Exercise prompt —
List all lines of the data containing the word "text".
* Start The input *
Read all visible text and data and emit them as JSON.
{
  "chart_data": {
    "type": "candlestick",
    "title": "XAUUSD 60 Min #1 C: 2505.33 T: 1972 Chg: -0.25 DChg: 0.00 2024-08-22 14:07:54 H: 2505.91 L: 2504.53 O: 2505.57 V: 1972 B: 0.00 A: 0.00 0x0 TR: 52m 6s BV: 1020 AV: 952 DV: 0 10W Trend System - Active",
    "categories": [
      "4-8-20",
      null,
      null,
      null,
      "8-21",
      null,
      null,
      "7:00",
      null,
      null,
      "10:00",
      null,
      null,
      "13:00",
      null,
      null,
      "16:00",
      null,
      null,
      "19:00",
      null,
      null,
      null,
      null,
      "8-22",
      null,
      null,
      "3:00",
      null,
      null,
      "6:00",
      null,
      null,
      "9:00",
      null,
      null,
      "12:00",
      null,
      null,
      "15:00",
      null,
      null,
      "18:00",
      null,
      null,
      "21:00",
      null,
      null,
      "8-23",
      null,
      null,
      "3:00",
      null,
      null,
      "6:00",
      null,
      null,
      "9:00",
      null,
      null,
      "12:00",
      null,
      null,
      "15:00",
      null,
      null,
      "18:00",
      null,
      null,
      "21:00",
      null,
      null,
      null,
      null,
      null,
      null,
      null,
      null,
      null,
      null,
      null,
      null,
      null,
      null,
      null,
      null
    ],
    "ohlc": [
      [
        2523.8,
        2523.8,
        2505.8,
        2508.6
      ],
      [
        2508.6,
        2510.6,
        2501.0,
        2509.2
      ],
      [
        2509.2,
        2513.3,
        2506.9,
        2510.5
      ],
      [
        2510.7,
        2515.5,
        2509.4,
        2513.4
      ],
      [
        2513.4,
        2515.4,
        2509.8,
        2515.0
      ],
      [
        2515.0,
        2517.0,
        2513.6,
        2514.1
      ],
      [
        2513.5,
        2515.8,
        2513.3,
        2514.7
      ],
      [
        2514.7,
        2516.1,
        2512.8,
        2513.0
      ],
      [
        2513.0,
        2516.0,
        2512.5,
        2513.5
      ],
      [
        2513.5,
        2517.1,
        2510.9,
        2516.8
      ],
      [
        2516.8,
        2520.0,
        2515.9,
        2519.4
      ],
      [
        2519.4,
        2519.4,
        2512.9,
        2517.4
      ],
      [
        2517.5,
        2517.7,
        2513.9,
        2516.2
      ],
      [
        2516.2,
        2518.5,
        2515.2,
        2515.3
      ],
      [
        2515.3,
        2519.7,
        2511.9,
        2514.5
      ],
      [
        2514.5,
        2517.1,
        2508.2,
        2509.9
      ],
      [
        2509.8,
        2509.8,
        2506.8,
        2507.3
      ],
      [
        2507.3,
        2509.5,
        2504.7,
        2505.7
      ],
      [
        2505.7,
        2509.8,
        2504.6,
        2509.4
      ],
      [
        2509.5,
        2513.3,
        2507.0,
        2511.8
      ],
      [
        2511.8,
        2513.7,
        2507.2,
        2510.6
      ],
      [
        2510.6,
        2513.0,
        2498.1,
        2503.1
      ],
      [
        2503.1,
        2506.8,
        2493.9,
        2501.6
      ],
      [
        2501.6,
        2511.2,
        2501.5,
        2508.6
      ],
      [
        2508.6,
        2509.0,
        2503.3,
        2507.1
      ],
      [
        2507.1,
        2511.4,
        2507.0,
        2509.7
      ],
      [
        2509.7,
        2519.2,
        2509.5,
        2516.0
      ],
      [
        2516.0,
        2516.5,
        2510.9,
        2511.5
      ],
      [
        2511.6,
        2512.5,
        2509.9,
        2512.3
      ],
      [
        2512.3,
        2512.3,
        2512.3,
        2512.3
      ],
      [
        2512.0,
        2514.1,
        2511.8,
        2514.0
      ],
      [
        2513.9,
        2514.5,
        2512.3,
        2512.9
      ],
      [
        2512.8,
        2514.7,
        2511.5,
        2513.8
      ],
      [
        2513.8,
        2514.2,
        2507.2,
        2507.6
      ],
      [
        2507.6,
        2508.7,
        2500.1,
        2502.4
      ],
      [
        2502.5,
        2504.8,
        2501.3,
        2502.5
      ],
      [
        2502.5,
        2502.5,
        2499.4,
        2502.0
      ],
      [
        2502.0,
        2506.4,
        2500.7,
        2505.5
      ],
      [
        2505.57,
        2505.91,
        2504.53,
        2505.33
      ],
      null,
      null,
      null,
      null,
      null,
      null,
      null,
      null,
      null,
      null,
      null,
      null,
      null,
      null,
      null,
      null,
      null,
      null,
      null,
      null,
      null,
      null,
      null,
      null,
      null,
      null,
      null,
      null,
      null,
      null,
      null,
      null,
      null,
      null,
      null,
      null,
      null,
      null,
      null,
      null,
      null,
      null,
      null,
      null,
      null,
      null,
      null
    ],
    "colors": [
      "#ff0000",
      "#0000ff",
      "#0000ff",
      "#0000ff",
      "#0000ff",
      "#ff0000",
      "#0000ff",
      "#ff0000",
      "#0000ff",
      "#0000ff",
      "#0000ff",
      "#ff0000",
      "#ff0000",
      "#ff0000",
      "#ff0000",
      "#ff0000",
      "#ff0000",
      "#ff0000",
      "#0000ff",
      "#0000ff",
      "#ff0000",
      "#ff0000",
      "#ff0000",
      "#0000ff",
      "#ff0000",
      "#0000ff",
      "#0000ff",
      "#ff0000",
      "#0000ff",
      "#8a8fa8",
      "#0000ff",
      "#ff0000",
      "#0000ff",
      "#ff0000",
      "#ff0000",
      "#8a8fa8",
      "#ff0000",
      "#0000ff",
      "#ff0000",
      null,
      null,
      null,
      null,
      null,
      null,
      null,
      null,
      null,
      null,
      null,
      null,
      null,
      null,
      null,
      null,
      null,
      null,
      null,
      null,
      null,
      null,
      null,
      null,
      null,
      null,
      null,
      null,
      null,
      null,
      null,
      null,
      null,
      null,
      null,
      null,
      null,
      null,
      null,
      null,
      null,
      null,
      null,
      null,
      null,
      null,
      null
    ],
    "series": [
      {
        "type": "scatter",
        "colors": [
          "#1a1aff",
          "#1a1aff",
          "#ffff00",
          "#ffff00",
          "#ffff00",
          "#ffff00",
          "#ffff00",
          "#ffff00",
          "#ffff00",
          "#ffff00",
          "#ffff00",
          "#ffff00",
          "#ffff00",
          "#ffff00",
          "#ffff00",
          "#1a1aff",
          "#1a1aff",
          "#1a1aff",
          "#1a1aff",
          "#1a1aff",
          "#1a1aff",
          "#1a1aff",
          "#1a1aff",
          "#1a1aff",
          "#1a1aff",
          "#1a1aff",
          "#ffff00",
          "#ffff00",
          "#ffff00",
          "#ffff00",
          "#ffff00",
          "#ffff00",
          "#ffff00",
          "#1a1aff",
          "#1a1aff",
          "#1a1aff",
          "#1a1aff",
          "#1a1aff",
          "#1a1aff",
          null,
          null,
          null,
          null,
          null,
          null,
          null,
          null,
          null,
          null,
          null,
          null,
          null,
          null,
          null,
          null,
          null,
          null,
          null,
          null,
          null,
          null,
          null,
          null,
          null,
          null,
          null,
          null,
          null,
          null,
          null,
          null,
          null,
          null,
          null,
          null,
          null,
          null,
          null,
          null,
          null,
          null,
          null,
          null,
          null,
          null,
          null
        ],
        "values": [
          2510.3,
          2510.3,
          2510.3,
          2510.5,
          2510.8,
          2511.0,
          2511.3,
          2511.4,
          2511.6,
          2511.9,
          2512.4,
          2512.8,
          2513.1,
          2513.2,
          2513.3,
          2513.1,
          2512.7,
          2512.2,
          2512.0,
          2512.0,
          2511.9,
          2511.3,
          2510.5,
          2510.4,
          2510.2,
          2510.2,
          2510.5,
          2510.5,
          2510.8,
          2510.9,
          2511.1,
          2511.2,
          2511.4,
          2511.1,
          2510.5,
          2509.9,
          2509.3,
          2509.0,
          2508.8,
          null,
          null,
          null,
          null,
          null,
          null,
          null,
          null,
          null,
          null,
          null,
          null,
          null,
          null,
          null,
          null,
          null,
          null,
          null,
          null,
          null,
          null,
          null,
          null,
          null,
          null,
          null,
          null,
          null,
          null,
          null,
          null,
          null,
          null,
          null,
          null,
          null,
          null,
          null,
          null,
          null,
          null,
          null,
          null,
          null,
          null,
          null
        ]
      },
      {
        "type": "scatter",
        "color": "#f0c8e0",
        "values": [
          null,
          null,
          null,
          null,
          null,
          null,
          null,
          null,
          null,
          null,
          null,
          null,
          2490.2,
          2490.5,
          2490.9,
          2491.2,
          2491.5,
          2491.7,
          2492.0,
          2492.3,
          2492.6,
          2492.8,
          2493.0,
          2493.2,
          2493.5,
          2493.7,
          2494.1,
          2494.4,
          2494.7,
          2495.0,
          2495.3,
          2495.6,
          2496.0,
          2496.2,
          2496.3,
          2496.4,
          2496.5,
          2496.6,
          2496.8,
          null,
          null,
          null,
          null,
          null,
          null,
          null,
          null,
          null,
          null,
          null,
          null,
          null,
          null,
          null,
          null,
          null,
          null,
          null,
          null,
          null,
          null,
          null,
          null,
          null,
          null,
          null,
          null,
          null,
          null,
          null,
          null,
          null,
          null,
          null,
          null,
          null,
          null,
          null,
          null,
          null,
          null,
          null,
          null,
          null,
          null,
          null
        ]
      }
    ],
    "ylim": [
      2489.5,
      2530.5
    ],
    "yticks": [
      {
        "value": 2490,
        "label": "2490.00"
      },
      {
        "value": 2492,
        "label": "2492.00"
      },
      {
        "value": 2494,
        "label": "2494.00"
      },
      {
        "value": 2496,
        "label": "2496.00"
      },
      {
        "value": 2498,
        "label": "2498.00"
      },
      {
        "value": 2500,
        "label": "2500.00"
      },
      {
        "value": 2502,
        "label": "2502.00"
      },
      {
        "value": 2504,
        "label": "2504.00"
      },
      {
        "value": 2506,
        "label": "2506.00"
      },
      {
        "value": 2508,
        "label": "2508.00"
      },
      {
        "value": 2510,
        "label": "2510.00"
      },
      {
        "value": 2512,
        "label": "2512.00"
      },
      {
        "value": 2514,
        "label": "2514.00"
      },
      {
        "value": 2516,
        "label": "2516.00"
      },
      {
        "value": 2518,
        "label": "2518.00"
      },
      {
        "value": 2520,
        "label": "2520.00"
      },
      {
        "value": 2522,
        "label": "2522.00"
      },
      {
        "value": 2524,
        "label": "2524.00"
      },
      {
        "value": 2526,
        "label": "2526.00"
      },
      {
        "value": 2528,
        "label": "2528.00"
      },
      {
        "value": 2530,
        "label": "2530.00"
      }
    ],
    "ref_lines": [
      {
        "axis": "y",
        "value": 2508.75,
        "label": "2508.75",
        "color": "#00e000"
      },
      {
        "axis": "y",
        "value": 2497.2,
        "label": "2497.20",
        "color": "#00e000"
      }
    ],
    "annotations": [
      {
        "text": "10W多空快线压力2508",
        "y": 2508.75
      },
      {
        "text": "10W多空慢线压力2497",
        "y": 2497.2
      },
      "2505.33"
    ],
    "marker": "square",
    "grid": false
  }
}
* End The input *
Solution for this problem —
Read all visible text and data and emit them as JSON.
        "text": "10W多空快线压力2508",
        "text": "10W多空慢线压力2497",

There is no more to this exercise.